What needs to be done:
All entries must be extracted exactly, with nothing added or dropped.

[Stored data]
________

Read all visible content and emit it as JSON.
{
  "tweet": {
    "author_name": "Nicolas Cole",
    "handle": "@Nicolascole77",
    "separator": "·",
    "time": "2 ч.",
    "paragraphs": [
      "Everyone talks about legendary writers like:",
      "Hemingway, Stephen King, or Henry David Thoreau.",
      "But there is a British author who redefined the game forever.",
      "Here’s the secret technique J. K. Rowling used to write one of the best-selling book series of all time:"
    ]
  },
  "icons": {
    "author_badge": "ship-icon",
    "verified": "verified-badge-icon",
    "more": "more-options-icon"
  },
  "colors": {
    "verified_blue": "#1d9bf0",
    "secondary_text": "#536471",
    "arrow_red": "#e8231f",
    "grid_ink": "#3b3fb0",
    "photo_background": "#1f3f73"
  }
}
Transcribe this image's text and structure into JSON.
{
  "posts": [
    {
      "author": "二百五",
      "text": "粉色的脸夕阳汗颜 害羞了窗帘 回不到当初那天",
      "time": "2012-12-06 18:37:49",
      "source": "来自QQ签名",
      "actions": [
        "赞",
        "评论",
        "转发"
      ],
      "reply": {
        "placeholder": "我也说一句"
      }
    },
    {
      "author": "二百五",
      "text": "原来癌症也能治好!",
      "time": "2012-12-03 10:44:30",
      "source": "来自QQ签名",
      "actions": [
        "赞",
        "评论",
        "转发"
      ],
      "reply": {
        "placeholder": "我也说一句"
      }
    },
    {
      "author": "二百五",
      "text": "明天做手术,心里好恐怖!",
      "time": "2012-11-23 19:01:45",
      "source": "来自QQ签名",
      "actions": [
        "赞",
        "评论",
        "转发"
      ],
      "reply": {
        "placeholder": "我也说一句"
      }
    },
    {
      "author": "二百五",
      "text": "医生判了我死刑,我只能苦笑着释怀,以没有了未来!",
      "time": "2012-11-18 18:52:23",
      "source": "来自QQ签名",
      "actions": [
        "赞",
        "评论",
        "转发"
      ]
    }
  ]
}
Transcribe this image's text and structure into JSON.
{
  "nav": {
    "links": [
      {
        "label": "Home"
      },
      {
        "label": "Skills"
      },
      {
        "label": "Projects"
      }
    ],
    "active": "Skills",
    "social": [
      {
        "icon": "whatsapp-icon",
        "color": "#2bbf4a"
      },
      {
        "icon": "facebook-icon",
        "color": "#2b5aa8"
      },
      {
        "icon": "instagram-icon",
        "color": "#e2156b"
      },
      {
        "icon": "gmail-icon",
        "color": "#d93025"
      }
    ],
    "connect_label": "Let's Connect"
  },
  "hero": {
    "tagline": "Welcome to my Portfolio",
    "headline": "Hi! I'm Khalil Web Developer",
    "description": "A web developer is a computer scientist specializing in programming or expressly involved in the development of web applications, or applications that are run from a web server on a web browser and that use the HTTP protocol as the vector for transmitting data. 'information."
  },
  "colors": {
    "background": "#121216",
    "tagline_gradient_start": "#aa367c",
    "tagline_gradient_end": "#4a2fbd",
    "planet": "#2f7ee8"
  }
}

________

Reply:
Read all visible content and emit it as JSON.
{
  "tweet": {
    "author_name": "Nicolas Cole",
    "handle": "@Nicolascole77",
    "separator": "·",
    "time": "2 ч.",
    "paragraphs": [
      "Everyone talks about legendary writers like:",
      "Hemingway, Stephen King, or Henry David Thoreau.",
      "But there is a British author who redefined the game forever.",
      "Here’s the secret technique J. K. Rowling used to write one of the best-selling book series of all time:"
    ]
  },
  "icons": {
    "author_badge": "ship-icon",
    "verified": "verified-badge-icon",
    "more": "more-options-icon"
  },
  "colors": {
    "verified_blue": "#1d9bf0",
    "secondary_text": "#536471",
    "arrow_red": "#e8231f",
    "grid_ink": "#3b3fb0",
    "photo_background": "#1f3f73"
  }
}
Transcribe this image's text and structure into JSON.
{
  "posts": [
    {
      "author": "二百五",
      "text": "粉色的脸夕阳汗颜 害羞了窗帘 回不到当初那天",
      "time": "2012-12-06 18:37:49",
      "source": "来自QQ签名",
      "actions": [
        "赞",
        "评论",
        "转发"
      ],
      "reply": {
        "placeholder": "我也说一句"
      }
    },
    {
      "author": "二百五",
      "text": "原来癌症也能治好!",
      "time": "2012-12-03 10:44:30",
      "source": "来自QQ签名",
      "actions": [
        "赞",
        "评论",
        "转发"
      ],
      "reply": {
        "placeholder": "我也说一句"
      }
    },
    {
      "author": "二百五",
      "text": "明天做手术,心里好恐怖!",
      "time": "2012-11-23 19:01:45",
      "source": "来自QQ签名",
      "actions": [
        "赞",
        "评论",
        "转发"
      ],
      "reply": {
        "placeholder": "我也说一句"
      }
    },
    {
      "author": "二百五",
      "text": "医生判了我死刑,我只能苦笑着释怀,以没有了未来!",
      "time": "2012-11-18 18:52:23",
      "source": "来自QQ签名",
      "actions": [
        "赞",
        "评论",
        "转发"
      ]
    }
  ]
}
Transcribe this image's text and structure into JSON.
{
  "nav": {
    "links": [
      {
        "label": "Home"
      },
      {
        "label": "Skills"
      },
      {
        "label": "Projects"
      }
    ],
    "active": "Skills",
    "social": [
      {
        "icon": "whatsapp-icon",
        "color": "#2bbf4a"
      },
      {
        "icon": "facebook-icon",
        "color": "#2b5aa8"
      },
      {
        "icon": "instagram-icon",
        "color": "#e2156b"
      },
      {
        "icon": "gmail-icon",
        "color": "#d93025"
      }
    ],
    "connect_label": "Let's Connect"
  },
  "hero": {
    "tagline": "Welcome to my Portfolio",
    "headline": "Hi! I'm Khalil Web Developer",
    "description": "A web developer is a computer scientist specializing in programming or expressly involved in the development of web applications, or applications that are run from a web server on a web browser and that use the HTTP protocol as the vector for transmitting data. 'information."
  },
  "colors": {
    "background": "#121216",
    "tagline_gradient_start": "#aa367c",
    "tagline_gradient_end": "#4a2fbd",
    "planet": "#2f7ee8"
  }
}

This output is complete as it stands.